Repeat each line exactly, leaving nothing out.

### Data supplied
# # # # #

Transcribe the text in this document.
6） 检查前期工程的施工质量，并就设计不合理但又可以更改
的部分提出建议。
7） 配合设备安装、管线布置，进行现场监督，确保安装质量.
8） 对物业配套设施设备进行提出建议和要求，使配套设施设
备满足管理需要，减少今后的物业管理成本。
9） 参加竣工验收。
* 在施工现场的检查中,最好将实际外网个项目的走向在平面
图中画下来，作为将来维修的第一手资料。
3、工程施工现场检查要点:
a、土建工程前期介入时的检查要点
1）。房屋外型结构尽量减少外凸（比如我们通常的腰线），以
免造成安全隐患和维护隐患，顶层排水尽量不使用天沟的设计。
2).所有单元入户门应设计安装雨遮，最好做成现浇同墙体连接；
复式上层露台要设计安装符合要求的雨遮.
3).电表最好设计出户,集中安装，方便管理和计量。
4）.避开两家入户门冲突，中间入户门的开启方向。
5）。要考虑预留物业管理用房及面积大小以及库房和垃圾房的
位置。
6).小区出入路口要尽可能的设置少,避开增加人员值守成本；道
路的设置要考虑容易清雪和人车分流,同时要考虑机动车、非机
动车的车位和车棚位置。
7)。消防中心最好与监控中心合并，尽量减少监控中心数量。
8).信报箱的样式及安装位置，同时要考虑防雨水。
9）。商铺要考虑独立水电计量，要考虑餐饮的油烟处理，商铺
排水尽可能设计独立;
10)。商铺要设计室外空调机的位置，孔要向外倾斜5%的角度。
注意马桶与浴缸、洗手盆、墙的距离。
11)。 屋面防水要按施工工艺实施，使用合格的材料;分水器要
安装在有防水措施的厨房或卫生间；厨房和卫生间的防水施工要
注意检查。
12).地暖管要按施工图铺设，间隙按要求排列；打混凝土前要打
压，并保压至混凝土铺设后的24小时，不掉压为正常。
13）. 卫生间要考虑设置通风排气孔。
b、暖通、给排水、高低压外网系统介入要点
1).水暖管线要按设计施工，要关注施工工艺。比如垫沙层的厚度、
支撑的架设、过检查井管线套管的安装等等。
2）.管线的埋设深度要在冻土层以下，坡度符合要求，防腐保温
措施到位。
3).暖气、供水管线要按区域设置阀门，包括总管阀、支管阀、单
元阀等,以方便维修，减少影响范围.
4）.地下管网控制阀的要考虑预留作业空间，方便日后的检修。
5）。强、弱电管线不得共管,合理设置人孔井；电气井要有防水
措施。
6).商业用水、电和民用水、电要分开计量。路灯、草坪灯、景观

# # # # #

### Written reply
Transcribe the text in this document.
6） 检查前期工程的施工质量，并就设计不合理但又可以更改
的部分提出建议。
7） 配合设备安装、管线布置，进行现场监督，确保安装质量.
8） 对物业配套设施设备进行提出建议和要求，使配套设施设
备满足管理需要，减少今后的物业管理成本。
9） 参加竣工验收。
* 在施工现场的检查中,最好将实际外网个项目的走向在平面
图中画下来，作为将来维修的第一手资料。
3、工程施工现场检查要点:
a、土建工程前期介入时的检查要点
1）。房屋外型结构尽量减少外凸（比如我们通常的腰线），以
免造成安全隐患和维护隐患，顶层排水尽量不使用天沟的设计。
2).所有单元入户门应设计安装雨遮，最好做成现浇同墙体连接；
复式上层露台要设计安装符合要求的雨遮.
3).电表最好设计出户,集中安装，方便管理和计量。
4）.避开两家入户门冲突，中间入户门的开启方向。
5）。要考虑预留物业管理用房及面积大小以及库房和垃圾房的
位置。
6).小区出入路口要尽可能的设置少,避开增加人员值守成本；道
路的设置要考虑容易清雪和人车分流,同时要考虑机动车、非机
动车的车位和车棚位置。
7)。消防中心最好与监控中心合并，尽量减少监控中心数量。
8).信报箱的样式及安装位置，同时要考虑防雨水。
9）。商铺要考虑独立水电计量，要考虑餐饮的油烟处理，商铺
排水尽可能设计独立;
10)。商铺要设计室外空调机的位置，孔要向外倾斜5%的角度。
注意马桶与浴缸、洗手盆、墙的距离。
11)。 屋面防水要按施工工艺实施，使用合格的材料;分水器要
安装在有防水措施的厨房或卫生间；厨房和卫生间的防水施工要
注意检查。
12).地暖管要按施工图铺设，间隙按要求排列；打混凝土前要打
压，并保压至混凝土铺设后的24小时，不掉压为正常。
13）. 卫生间要考虑设置通风排气孔。
b、暖通、给排水、高低压外网系统介入要点
1).水暖管线要按设计施工，要关注施工工艺。比如垫沙层的厚度、
支撑的架设、过检查井管线套管的安装等等。
2）.管线的埋设深度要在冻土层以下，坡度符合要求，防腐保温
措施到位。
3).暖气、供水管线要按区域设置阀门，包括总管阀、支管阀、单
元阀等,以方便维修，减少影响范围.
4）.地下管网控制阀的要考虑预留作业空间，方便日后的检修。
5）。强、弱电管线不得共管,合理设置人孔井；电气井要有防水
措施。
6).商业用水、电和民用水、电要分开计量。路灯、草坪灯、景观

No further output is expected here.